(Dataset entries)
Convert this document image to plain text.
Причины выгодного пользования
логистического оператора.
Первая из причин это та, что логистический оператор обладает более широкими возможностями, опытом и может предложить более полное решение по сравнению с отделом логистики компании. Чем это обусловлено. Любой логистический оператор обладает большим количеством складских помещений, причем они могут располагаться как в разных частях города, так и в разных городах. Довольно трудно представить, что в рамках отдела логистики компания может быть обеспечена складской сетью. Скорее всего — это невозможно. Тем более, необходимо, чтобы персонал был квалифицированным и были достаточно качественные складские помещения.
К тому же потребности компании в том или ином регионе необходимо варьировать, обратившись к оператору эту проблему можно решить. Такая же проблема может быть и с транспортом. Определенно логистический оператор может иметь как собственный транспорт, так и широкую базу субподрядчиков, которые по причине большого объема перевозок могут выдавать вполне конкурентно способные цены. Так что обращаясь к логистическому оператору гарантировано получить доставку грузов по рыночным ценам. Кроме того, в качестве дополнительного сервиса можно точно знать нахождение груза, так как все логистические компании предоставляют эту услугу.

Exercise requirements >> Write out all the entries exactly.

Solution to this task >>
Convert this document image to plain text.
Причины выгодного пользования
логистического оператора.
Первая из причин это та, что логистический оператор обладает более широкими возможностями, опытом и может предложить более полное решение по сравнению с отделом логистики компании. Чем это обусловлено. Любой логистический оператор обладает большим количеством складских помещений, причем они могут располагаться как в разных частях города, так и в разных городах. Довольно трудно представить, что в рамках отдела логистики компания может быть обеспечена складской сетью. Скорее всего — это невозможно. Тем более, необходимо, чтобы персонал был квалифицированным и были достаточно качественные складские помещения.
К тому же потребности компании в том или ином регионе необходимо варьировать, обратившись к оператору эту проблему можно решить. Такая же проблема может быть и с транспортом. Определенно логистический оператор может иметь как собственный транспорт, так и широкую базу субподрядчиков, которые по причине большого объема перевозок могут выдавать вполне конкурентно способные цены. Так что обращаясь к логистическому оператору гарантировано получить доставку грузов по рыночным ценам. Кроме того, в качестве дополнительного сервиса можно точно знать нахождение груза, так как все логистические компании предоставляют эту услугу.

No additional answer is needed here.